Source data:
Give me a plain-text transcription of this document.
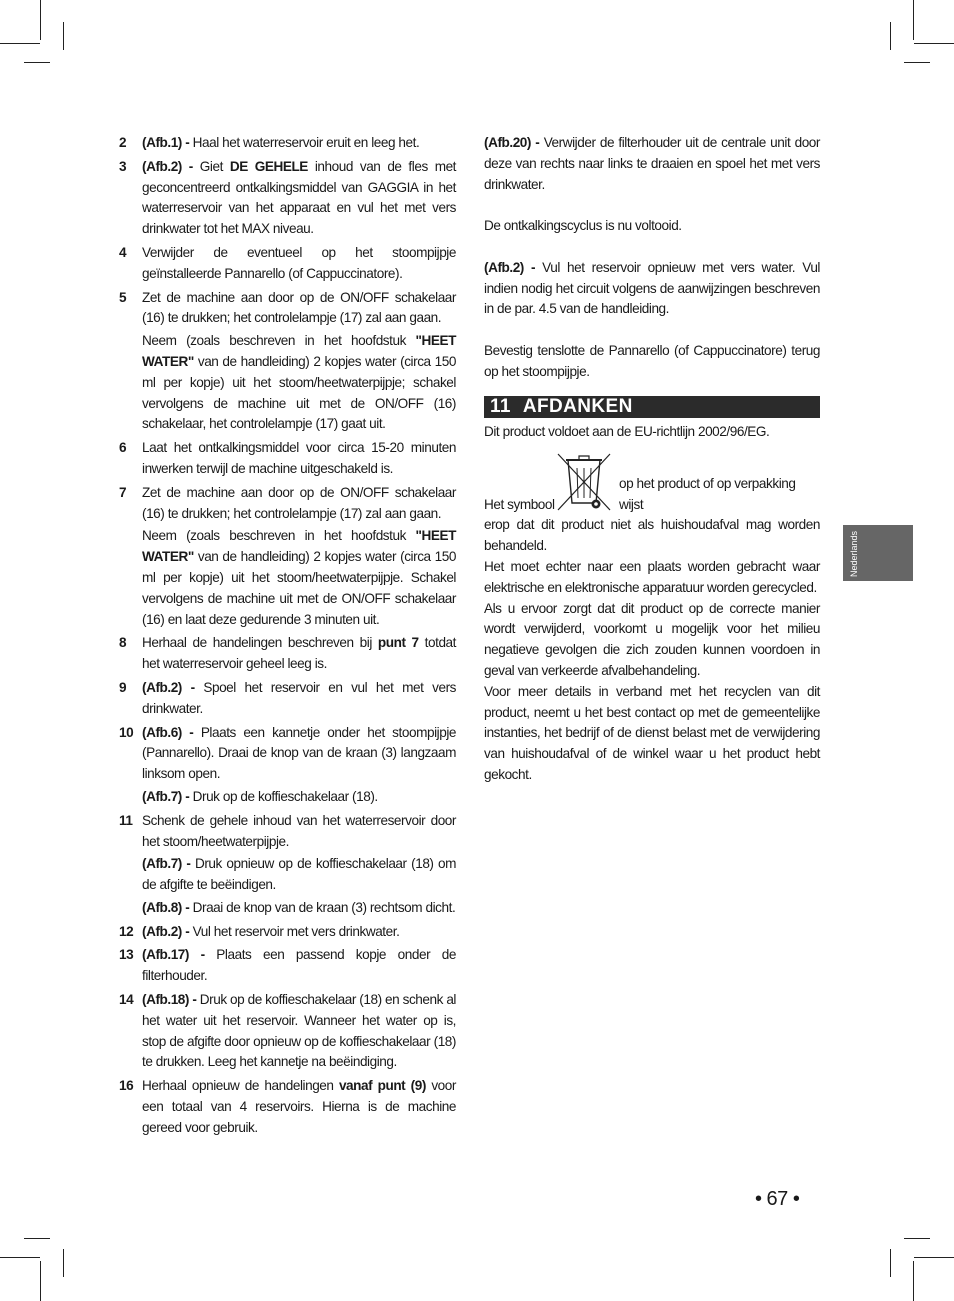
2 (Afb.1) - Haal het waterreservoir eruit en leeg het.

3 (Afb.2) - Giet DE GEHELE inhoud van de fles met geconcentreerd ontkalkingsmiddel van GAGGIA in het waterreservoir van het apparaat en vul het met vers drinkwater tot het MAX niveau.

4 Verwijder de eventueel op het stoompijpje geïnstalleerde Pannarello (of Cappuccinatore).

5 Zet de machine aan door op de ON/OFF schakelaar (16) te drukken; het controlelampje (17) zal aan gaan.

Neem (zoals beschreven in het hoofdstuk "HEET WATER" van de handleiding) 2 kopjes water (circa 150 ml per kopje) uit het stoom/heetwaterpijpje; schakel vervolgens de machine uit met de ON/OFF (16) schakelaar, het controlelampje (17) gaat uit.

6 Laat het ontkalkingsmiddel voor circa 15-20 minuten inwerken terwijl de machine uitgeschakeld is.

7 Zet de machine aan door op de ON/OFF schakelaar (16) te drukken; het controlelampje (17) zal aan gaan.

Neem (zoals beschreven in het hoofdstuk "HEET WATER" van de handleiding) 2 kopjes water (circa 150 ml per kopje) uit het stoom/heetwaterpijpje. Schakel vervolgens de machine uit met de ON/OFF schakelaar (16) en laat deze gedurende 3 minuten uit.

8 Herhaal de handelingen beschreven bij punt 7 totdat het waterreservoir geheel leeg is.

9 (Afb.2) - Spoel het reservoir en vul het met vers drinkwater.

10 (Afb.6) - Plaats een kannetje onder het stoompijpje (Pannarello). Draai de knop van de kraan (3) langzaam linksom open.

(Afb.7) - Druk op de koffieschakelaar (18).

11 Schenk de gehele inhoud van het waterreservoir door het stoom/heetwaterpijpje.

(Afb.7) - Druk opnieuw op de koffieschakelaar (18) om de afgifte te beëindigen.

(Afb.8) - Draai de knop van de kraan (3) rechtsom dicht.

12 (Afb.2) - Vul het reservoir met vers drinkwater.

13 (Afb.17) - Plaats een passend kopje onder de filterhouder.

14 (Afb.18) - Druk op de koffieschakelaar (18) en schenk al het water uit het reservoir. Wanneer het water op is, stop de afgifte door opnieuw op de koffieschakelaar (18) te drukken. Leeg het kannetje na beëindiging.

16 Herhaal opnieuw de handelingen vanaf punt (9) voor een totaal van 4 reservoirs. Hierna is de machine gereed voor gebruik.

(Afb.20) - Verwijder de filterhouder uit de centrale unit door deze van rechts naar links te draaien en spoel het met vers drinkwater.

De ontkalkingscyclus is nu voltooid.

(Afb.2) - Vul het reservoir opnieuw met vers water. Vul indien nodig het circuit volgens de aanwijzingen beschreven in de par. 4.5 van de handleiding.

Bevestig tenslotte de Pannarello (of Cappuccinatore) terug op het stoompijpje.

11 AFDANKEN

Dit product voldoet aan de EU-richtlijn 2002/96/EG.

Het symbool
op het product of op verpakking wijst

erop dat dit product niet als huishoudafval mag worden behandeld.

Het moet echter naar een plaats worden gebracht waar elektrische en elektronische apparatuur worden gerecycled.

Als u ervoor zorgt dat dit product op de correcte manier wordt verwijderd, voorkomt u mogelijk voor het milieu negatieve gevolgen die zich zouden kunnen voordoen in geval van verkeerde afvalbehandeling.

Voor meer details in verband met het recyclen van dit product, neemt u het best contact op met de gemeentelijke instanties, het bedrijf of de dienst belast met de verwijdering van huishoudafval of de winkel waar u het product hebt gekocht.

Nederlands
• 67 •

Objective: Give only the number of lines in the material above that include the word "drukken".

Completed exercise: 3